### Problems
**1.** In the page on loading PDF content, what character replaces unsupported Unicode characters when AllowIncompleteTextLoading is set to IDRS_TRUE?
**2.** From the PDF loading page, reproduce word for word the stretch that begins at the words "Loading a PDF" and stops after "of running OCR.".

### Text passage
Loading a PDF with its content

The IRISOCR™ SDK allows you to load the page content (i.e. the text layer and the graphical zones) from PDFs without the need of running OCR.

For this, two parameters from the CImageLoadOptionsPdf class are available:

Parameter Default value Explanation

LoadPageContent

IDRS_FALSE

This parameter enables/disables the loading of the PDF page content.

AllowIncompleteTextLoading

IDRS_TRUE

The iDRS does not support unicode characters with value higher than U+FFFF.

If set to IDRS_TRUE and such characters are encountered, then they are replaced by U+FFFD (replacement character).

If set to IDRS_FALSE, then an exception with error code IDRS_ERROR_IMAGE_FILE_PDF_UNSUPPORTED_CHARACTER is thrown.

Note

PDF rendering will always be done before loading the text layer. So after loading the page content, OCR can be run.

Limitations
  • When loading the PDF text layer, re-OCR is not done internally. It can be triggered by the user afterwards.

  • Top-to-bottom text is not handled correctly.

  • Right-to-left documents (e.g: Arabic) are not supported yet.

Code Snippet(s)
CIDRS objIdrs = CIDRS::Create();

// Set PDF load options
CImageLoadOptionsPdf objImageLoadOptionsPdf = CImageLoadOptionsPdf::Create();
objImageLoadOptionsPdf.SetLoadPageContent(IDRS_TRUE);

// Do load operation
CImageIO objImageIO = CImageIO::Create(objIdrs);
objImageIO.SetPdfLoadOptions(objImageLoadOptionsPdf);
CPage objPage = objImageIO.LoadPage("myfile.pdf");
CPageContent objPageContent = objPage.GetPageContent();
//Use objPageContent to get the text layer and the graphical zones
using (CIDRS objIdrs = new CIDRS())
{
	using (CImageIO objImageIO = new CImageIO(objIdrs))
	{
		using (CImageLoadOptionsPdf objPdfLoadOptions = new CImageLoadOptionsPdf())
		{
			objPdfLoadOptions.LoadPageContent = true;
			objImageIO.PdfLoadOptions = objPdfLoadOptions;
			CPage objPage = objImageIO.LoadPage("my path");
			CPageContent objPageContent = objPage.PageContent;
			//Use objPageContent2 to get the text layer and the graphical zones
		}
	}
}

### Given records
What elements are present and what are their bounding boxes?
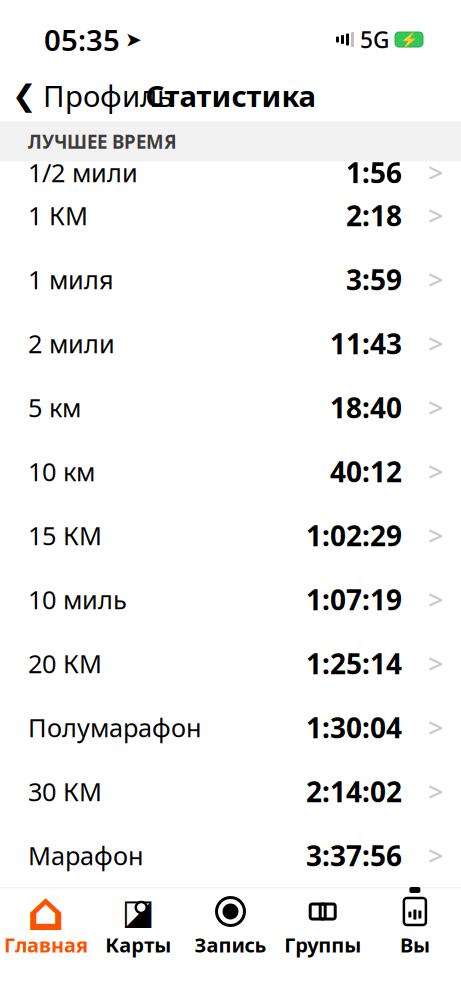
button[interactable]: Группы [277,888,369,968]
staticText: > [428,155,443,190]
staticText: > [428,838,443,873]
button[interactable]: 15 КМ [0,504,461,568]
staticText: > [428,774,443,809]
staticText: 1:02:29 [306,517,402,554]
staticText: 2:18 [346,197,402,234]
staticText: Полумарафон [28,711,202,744]
staticText: 3:59 [346,261,402,298]
staticText: Марафон [28,839,144,872]
button[interactable]: Полумарафон [0,696,461,760]
staticText: ⌂ [27,881,65,942]
staticText: Статистика [146,76,316,115]
button[interactable]: ⌂ [0,888,92,968]
button[interactable]: 30 КМ [0,760,461,824]
staticText: > [428,198,443,233]
staticText: 05:35 [44,20,120,59]
staticText: 1 КМ [28,199,88,232]
staticText: ⚡ [400,31,418,48]
staticText: Вы [400,932,430,958]
button[interactable]: 1 миля [0,248,461,312]
button[interactable]: 5 км [0,376,461,440]
staticText: > [428,454,443,489]
staticText: 18:40 [330,389,402,426]
staticText: > [428,262,443,297]
staticText: 30 КМ [28,775,102,808]
staticText: ❮ [12,79,37,112]
button[interactable]: ❮ [0,70,173,121]
staticText: 1:30:04 [306,709,402,746]
staticText: 1:25:14 [306,645,402,682]
staticText: > [428,710,443,745]
button[interactable]: 10 км [0,440,461,504]
staticText: Карты [105,932,171,958]
button[interactable]: 1 КМ [0,184,461,248]
button[interactable]: 20 КМ [0,632,461,696]
staticText: 2:14:02 [306,773,402,810]
staticText: 10 км [28,455,95,488]
button[interactable]: Марафон [0,824,461,888]
staticText: Главная [4,932,88,958]
staticText: 1/2 мили [28,156,138,189]
staticText: 1 миля [28,263,114,296]
staticText: 2 мили [28,327,115,360]
staticText: > [428,646,443,681]
staticText: ◪ [122,892,155,931]
staticText: 3:37:56 [306,837,402,874]
staticText: 1:56 [346,154,402,191]
staticText: Профиль [43,76,173,115]
button[interactable]: Вы [369,888,461,968]
staticText: ЛУЧШЕЕ ВРЕМЯ [28,129,177,154]
button[interactable]: ◪ [92,888,184,968]
staticText: Запись [194,932,266,958]
staticText: > [428,390,443,425]
staticText: > [428,326,443,361]
staticText: 1:07:19 [306,581,402,618]
staticText: > [428,518,443,553]
staticText: 11:43 [330,325,402,362]
staticText: 40:12 [330,453,402,490]
staticText: 20 КМ [28,647,102,680]
staticText: 5G [360,24,389,54]
staticText: 15 КМ [28,519,102,552]
staticText: Группы [284,932,361,958]
staticText: ➤ [125,28,142,51]
staticText: 5 км [28,391,81,424]
staticText: 10 миль [28,583,127,616]
button[interactable]: 10 миль [0,568,461,632]
button[interactable]: 2 мили [0,312,461,376]
button[interactable]: Запись [184,888,277,968]
staticText: > [428,582,443,617]
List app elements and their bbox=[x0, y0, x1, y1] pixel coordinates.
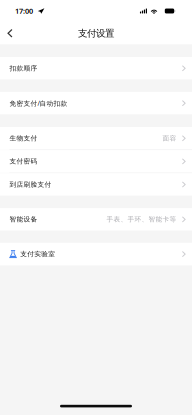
staticText: 支付密码 bbox=[9, 157, 37, 166]
button[interactable]: 扣款顺序 bbox=[0, 57, 192, 80]
staticText: 17:00 bbox=[15, 6, 33, 16]
staticText: 智能设备 bbox=[9, 215, 37, 224]
button[interactable]: 智能设备 bbox=[0, 208, 192, 231]
button[interactable]: 免密支付/自动扣款 bbox=[0, 92, 192, 114]
staticText: 支付实验室 bbox=[20, 250, 55, 258]
button[interactable]: 支付实验室 bbox=[0, 243, 192, 265]
button[interactable]: Back bbox=[0, 22, 20, 44]
staticText: 到店刷脸支付 bbox=[9, 180, 51, 189]
button[interactable]: 生物支付 bbox=[0, 127, 192, 150]
staticText: 手表、手环、智能卡等 bbox=[106, 215, 176, 224]
button[interactable]: 支付密码 bbox=[0, 150, 192, 173]
staticText: 面容 bbox=[162, 134, 176, 142]
staticText: 扣款顺序 bbox=[9, 64, 37, 72]
staticText: 免密支付/自动扣款 bbox=[9, 99, 67, 108]
staticText: 支付设置 bbox=[78, 27, 114, 39]
staticText: 生物支付 bbox=[9, 134, 37, 142]
button[interactable]: 到店刷脸支付 bbox=[0, 173, 192, 196]
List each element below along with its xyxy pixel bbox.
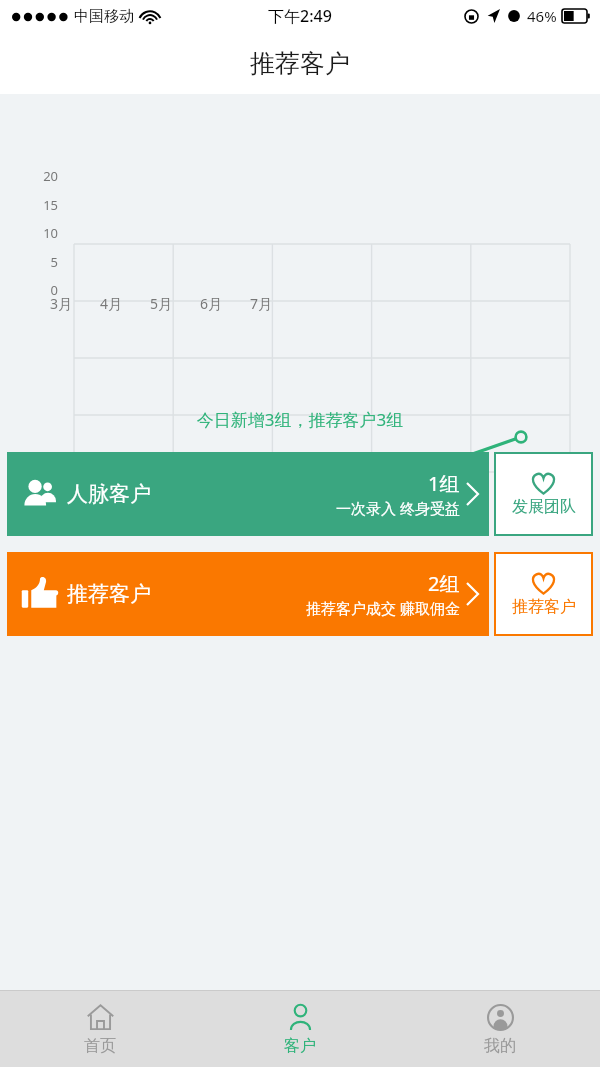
staticText: 首页 <box>84 1036 116 1056</box>
staticText: 0 <box>30 281 58 299</box>
staticText: 5月 <box>145 294 177 313</box>
staticText: 10 <box>30 224 58 242</box>
staticText: 1组 <box>428 470 460 497</box>
staticText: 15 <box>30 196 58 214</box>
staticText: 46% <box>527 6 557 26</box>
button[interactable]: 推荐客户 <box>494 552 593 636</box>
staticText: 我的 <box>484 1036 516 1056</box>
staticText: 发展团队 <box>512 497 576 517</box>
staticText: 推荐客户成交 赚取佣金 <box>306 598 460 618</box>
staticText: 推荐客户 <box>250 48 350 79</box>
staticText: 客户 <box>284 1036 316 1056</box>
staticText: 推荐客户 <box>67 581 151 607</box>
staticText: 2组 <box>428 570 460 597</box>
staticText: 4月 <box>95 294 127 313</box>
staticText: 一次录入 终身受益 <box>336 498 460 518</box>
staticText: 7月 <box>245 294 277 313</box>
staticText: 3月 <box>45 294 77 313</box>
staticText: 下午2:49 <box>268 5 332 27</box>
button[interactable]: 我的 <box>400 991 600 1067</box>
staticText: 20 <box>30 167 58 185</box>
button[interactable]: 客户 <box>200 991 400 1067</box>
button[interactable]: 发展团队 <box>494 452 593 536</box>
button[interactable]: 首页 <box>0 991 200 1067</box>
staticText: 6月 <box>195 294 227 313</box>
staticText: 人脉客户 <box>67 481 151 507</box>
staticText: 中国移动 <box>74 7 134 26</box>
button[interactable]: 推荐客户 <box>7 552 489 636</box>
staticText: 推荐客户 <box>512 597 576 617</box>
staticText: 5 <box>30 253 58 271</box>
staticText: 今日新增3组，推荐客户3组 <box>0 408 600 431</box>
button[interactable]: 人脉客户 <box>7 452 489 536</box>
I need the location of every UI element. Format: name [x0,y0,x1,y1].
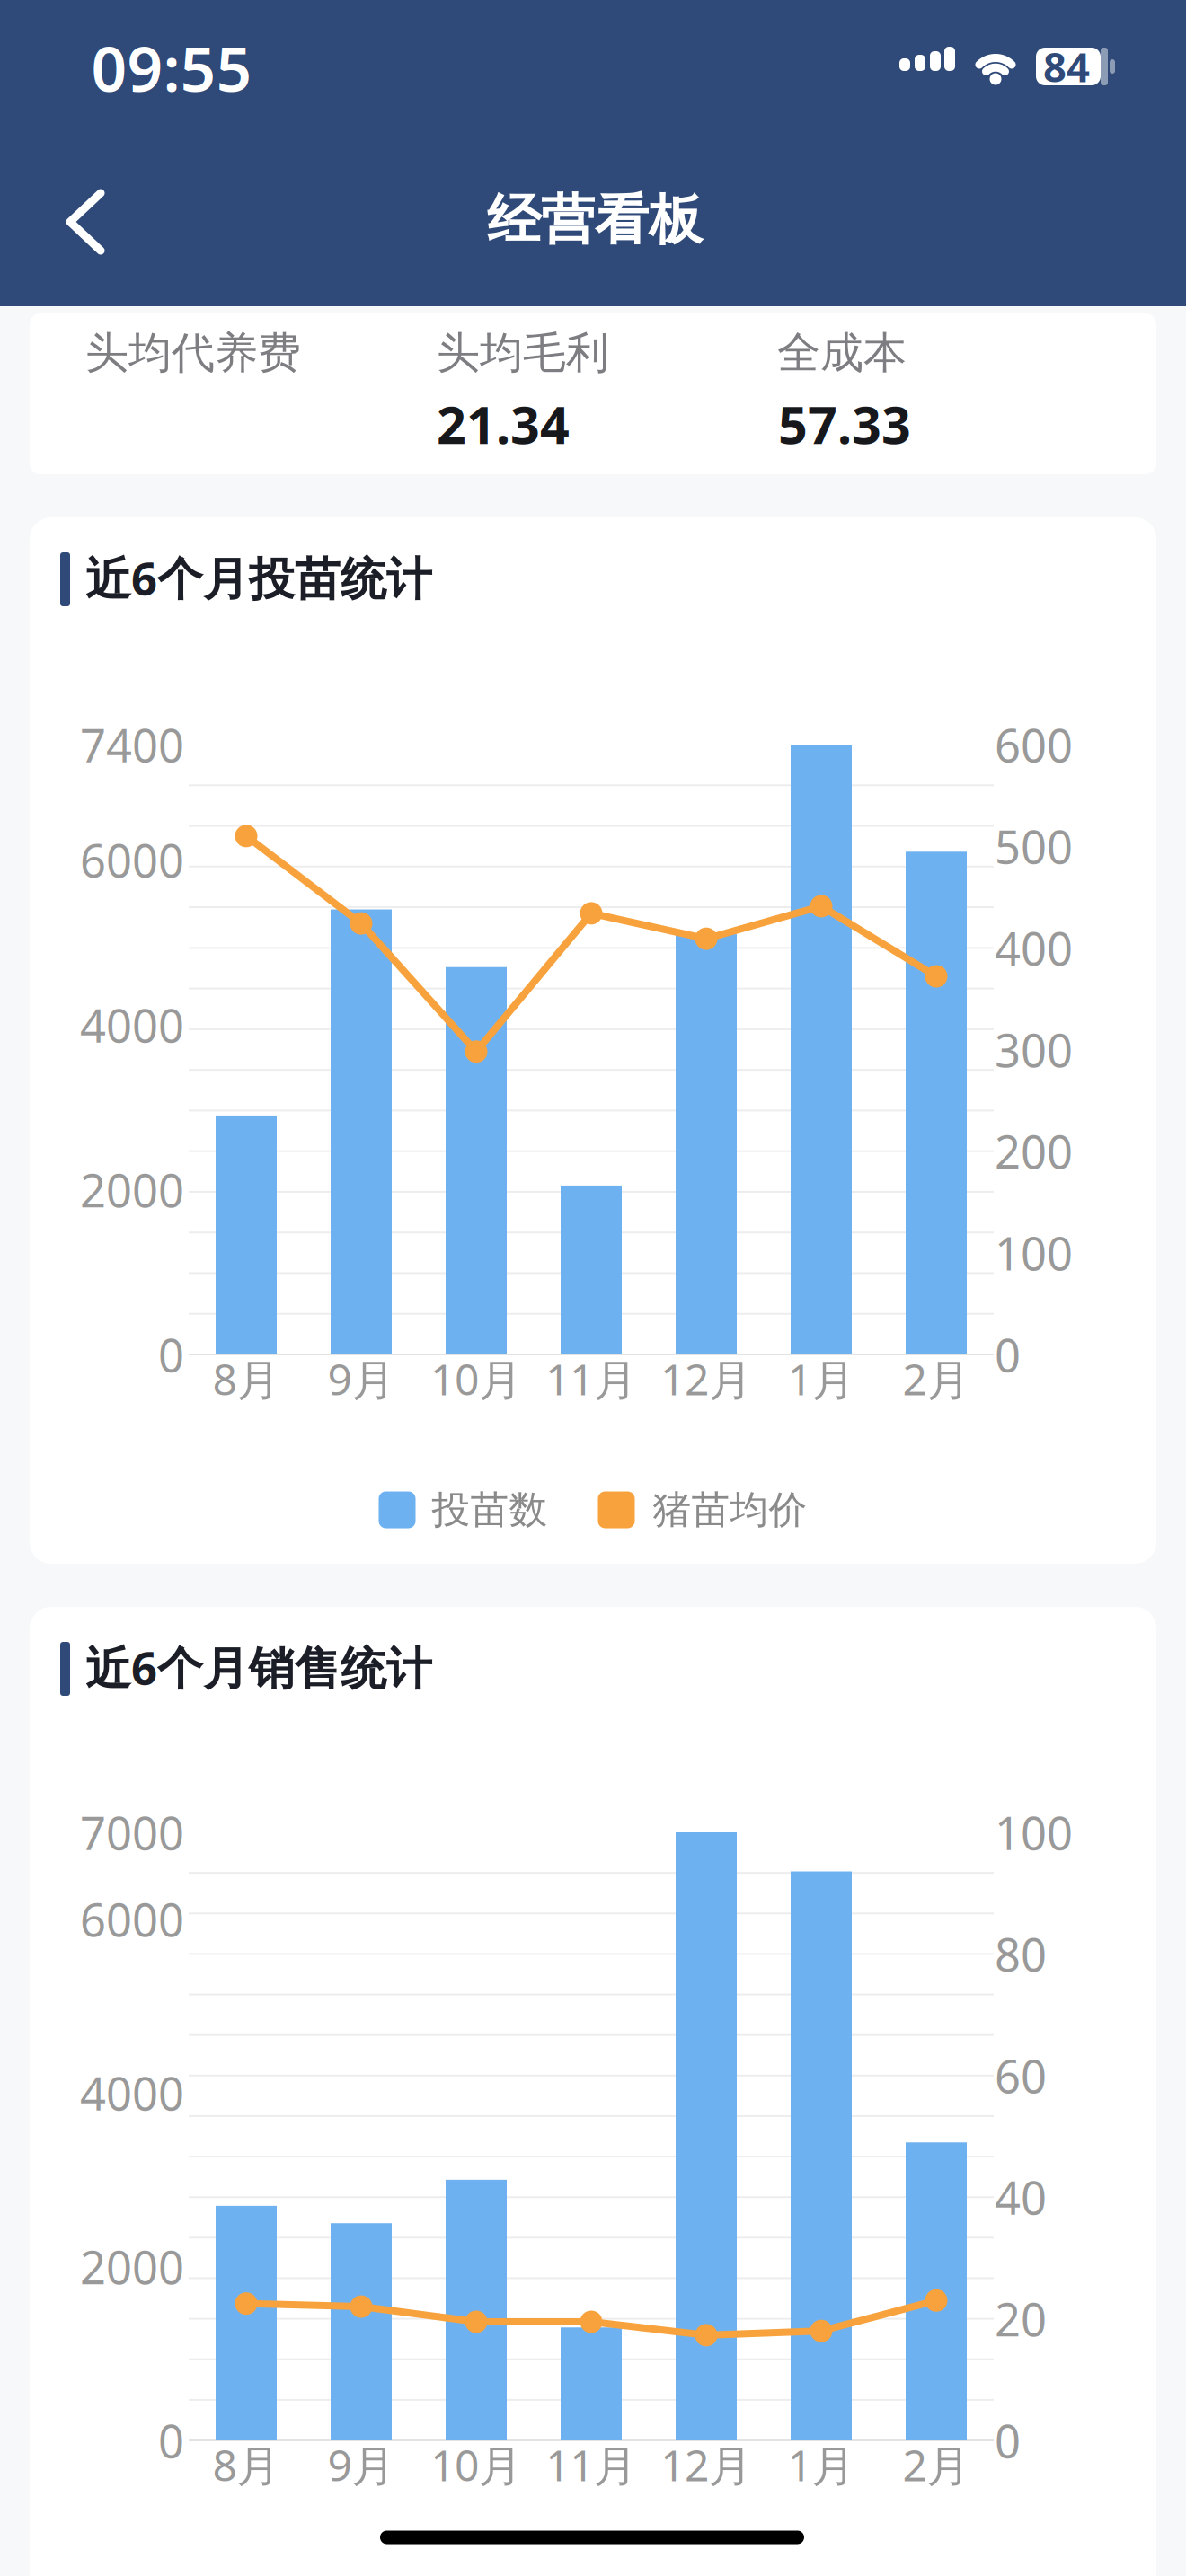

### Task-by-task outputs
**1.** U+FFFD, the replacement character.

**2.**
Loading a PDF with its content

The IRISOCR™ SDK allows you to load the page content (i.e. the text layer and the graphical zones) from PDFs without the need of running OCR.